◆ **DIRECTIONS**: Leave out the pictures and repeat the data exactly.
*** THE RECORDS ***
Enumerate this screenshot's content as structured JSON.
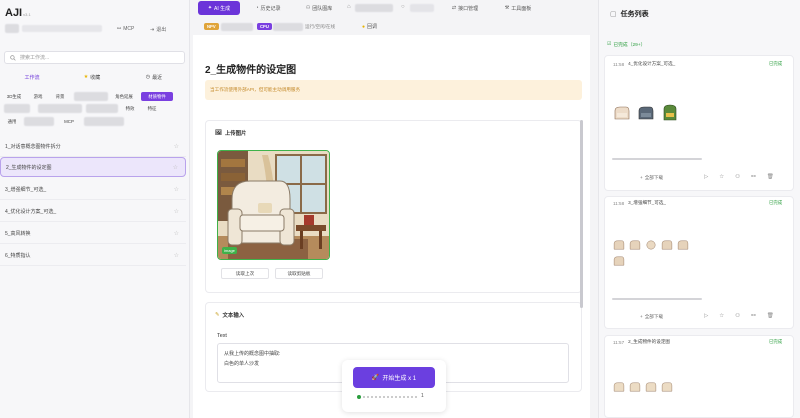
{
  "app": {
    "name": "AJI",
    "version": "v3.1"
  },
  "sidebar": {
    "header_links": [
      {
        "label": "MCP",
        "icon": "link-icon"
      },
      {
        "label": "退出",
        "icon": "logout-icon"
      }
    ],
    "search_placeholder": "搜索工作流...",
    "tabs": [
      {
        "label": "工作流",
        "icon": ""
      },
      {
        "label": "收藏",
        "icon": "star-icon"
      },
      {
        "label": "最近",
        "icon": "clock-icon"
      }
    ],
    "chips_row1": [
      "3D生成",
      "游戏",
      "背景",
      "角色延展",
      "材质物件"
    ],
    "chips_row2": [
      "特效",
      "特征"
    ],
    "chips_row3": [
      "通用",
      "MCP"
    ],
    "items": [
      "1_对话意概念图物件拆分",
      "2_生成物件的设定图",
      "3_增强细节_可选_",
      "4_优化设计方案_可选_",
      "5_高风转换",
      "6_特质指认"
    ]
  },
  "topbar": {
    "tabs": [
      {
        "label": "AI 生成",
        "icon": "sparkle-icon"
      },
      {
        "label": "历史记录",
        "icon": "history-icon"
      },
      {
        "label": "团队图库",
        "icon": "team-icon"
      },
      {
        "label": "接口管理",
        "icon": "api-icon"
      },
      {
        "label": "工具面板",
        "icon": "tool-icon"
      }
    ],
    "badges": [
      {
        "label": "NPV",
        "color": "#e0a43a"
      },
      {
        "label": "CPU",
        "color": "#7a3fe0"
      }
    ],
    "status_text": "运行/空闲/在线",
    "status_extra": "回调"
  },
  "main": {
    "title": "2_生成物件的设定图",
    "hint": "当工作流使用外部API，但可能主动调用服务",
    "upload": {
      "heading": "上传图片",
      "image_tag": "image",
      "buttons": [
        "读取上次",
        "读取剪贴板"
      ]
    },
    "text_input": {
      "heading": "文本输入",
      "field_label": "Text",
      "lines": [
        "从我上传的概念图中抽取:",
        "白色的单人沙发"
      ]
    },
    "generate": {
      "label": "开始生成 x 1",
      "counter": "1"
    }
  },
  "tasks": {
    "title": "任务列表",
    "completed_label": "已完成（29+）",
    "cards": [
      {
        "time": "11:58",
        "name": "4_优化设计方案_可选_",
        "status": "已完成",
        "action": "全部下载"
      },
      {
        "time": "11:58",
        "name": "3_增强细节_可选_",
        "status": "已完成",
        "action": "全部下载"
      },
      {
        "time": "11:57",
        "name": "2_生成物件的设定图",
        "status": "已完成",
        "action": ""
      }
    ]
  },
  "colors": {
    "accent": "#6b34d9",
    "done": "#2a9d3d",
    "hint_bg": "#fdf1dc"
  }
}
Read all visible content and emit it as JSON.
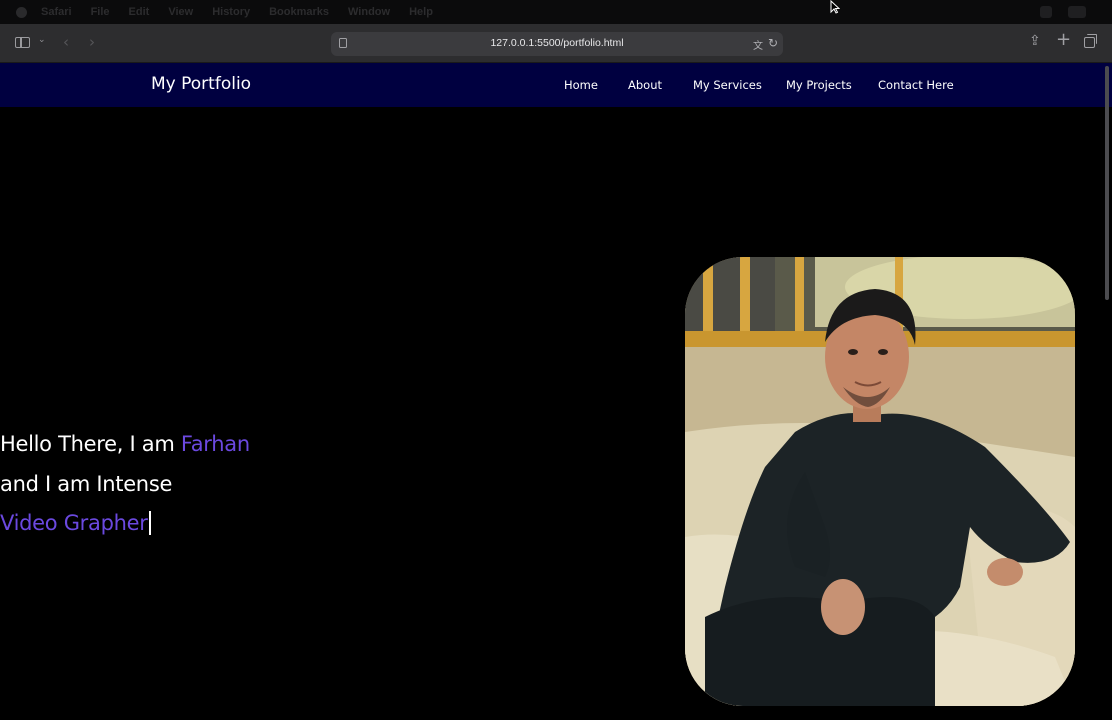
{
  "browser": {
    "url": "127.0.0.1:5500/portfolio.html",
    "menu_items": [
      "Safari",
      "File",
      "Edit",
      "View",
      "History",
      "Bookmarks",
      "Window",
      "Help"
    ]
  },
  "site": {
    "brand": "My Portfolio",
    "nav": [
      "Home",
      "About",
      "My Services",
      "My Projects",
      "Contact Here"
    ],
    "hero": {
      "line1_prefix": "Hello There, I am ",
      "name": "Farhan",
      "line2": "and I am Intense",
      "role": "Video Grapher"
    }
  },
  "colors": {
    "navbar": "#000040",
    "accent": "#6b49e0",
    "background": "#000000"
  },
  "icons": [
    "apple-icon",
    "sidebar-icon",
    "chevron-down-icon",
    "back-icon",
    "forward-icon",
    "page-icon",
    "translate-icon",
    "reload-icon",
    "share-icon",
    "plus-icon",
    "tabs-icon"
  ]
}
***
◆ **CORRECT RESULT**:
Enumerate this screenshot's content as structured JSON.
{
  "app": {
    "name": "AJI",
    "version": "v3.1"
  },
  "sidebar": {
    "header_links": [
      {
        "label": "MCP",
        "icon": "link-icon"
      },
      {
        "label": "退出",
        "icon": "logout-icon"
      }
    ],
    "search_placeholder": "搜索工作流...",
    "tabs": [
      {
        "label": "工作流",
        "icon": ""
      },
      {
        "label": "收藏",
        "icon": "star-icon"
      },
      {
        "label": "最近",
        "icon": "clock-icon"
      }
    ],
    "chips_row1": [
      "3D生成",
      "游戏",
      "背景",
      "角色延展",
      "材质物件"
    ],
    "chips_row2": [
      "特效",
      "特征"
    ],
    "chips_row3": [
      "通用",
      "MCP"
    ],
    "items": [
      "1_对话意概念图物件拆分",
      "2_生成物件的设定图",
      "3_增强细节_可选_",
      "4_优化设计方案_可选_",
      "5_高风转换",
      "6_特质指认"
    ]
  },
  "topbar": {
    "tabs": [
      {
        "label": "AI 生成",
        "icon": "sparkle-icon"
      },
      {
        "label": "历史记录",
        "icon": "history-icon"
      },
      {
        "label": "团队图库",
        "icon": "team-icon"
      },
      {
        "label": "接口管理",
        "icon": "api-icon"
      },
      {
        "label": "工具面板",
        "icon": "tool-icon"
      }
    ],
    "badges": [
      {
        "label": "NPV",
        "color": "#e0a43a"
      },
      {
        "label": "CPU",
        "color": "#7a3fe0"
      }
    ],
    "status_text": "运行/空闲/在线",
    "status_extra": "回调"
  },
  "main": {
    "title": "2_生成物件的设定图",
    "hint": "当工作流使用外部API，但可能主动调用服务",
    "upload": {
      "heading": "上传图片",
      "image_tag": "image",
      "buttons": [
        "读取上次",
        "读取剪贴板"
      ]
    },
    "text_input": {
      "heading": "文本输入",
      "field_label": "Text",
      "lines": [
        "从我上传的概念图中抽取:",
        "白色的单人沙发"
      ]
    },
    "generate": {
      "label": "开始生成 x 1",
      "counter": "1"
    }
  },
  "tasks": {
    "title": "任务列表",
    "completed_label": "已完成（29+）",
    "cards": [
      {
        "time": "11:58",
        "name": "4_优化设计方案_可选_",
        "status": "已完成",
        "action": "全部下载"
      },
      {
        "time": "11:58",
        "name": "3_增强细节_可选_",
        "status": "已完成",
        "action": "全部下载"
      },
      {
        "time": "11:57",
        "name": "2_生成物件的设定图",
        "status": "已完成",
        "action": ""
      }
    ]
  },
  "colors": {
    "accent": "#6b34d9",
    "done": "#2a9d3d",
    "hint_bg": "#fdf1dc"
  }
}
Read all visible content and emit it as JSON.
{
  "browser": {
    "url": "127.0.0.1:5500/portfolio.html",
    "menu_items": [
      "Safari",
      "File",
      "Edit",
      "View",
      "History",
      "Bookmarks",
      "Window",
      "Help"
    ]
  },
  "site": {
    "brand": "My Portfolio",
    "nav": [
      "Home",
      "About",
      "My Services",
      "My Projects",
      "Contact Here"
    ],
    "hero": {
      "line1_prefix": "Hello There, I am ",
      "name": "Farhan",
      "line2": "and I am Intense",
      "role": "Video Grapher"
    }
  },
  "colors": {
    "navbar": "#000040",
    "accent": "#6b49e0",
    "background": "#000000"
  },
  "icons": [
    "apple-icon",
    "sidebar-icon",
    "chevron-down-icon",
    "back-icon",
    "forward-icon",
    "page-icon",
    "translate-icon",
    "reload-icon",
    "share-icon",
    "plus-icon",
    "tabs-icon"
  ]
}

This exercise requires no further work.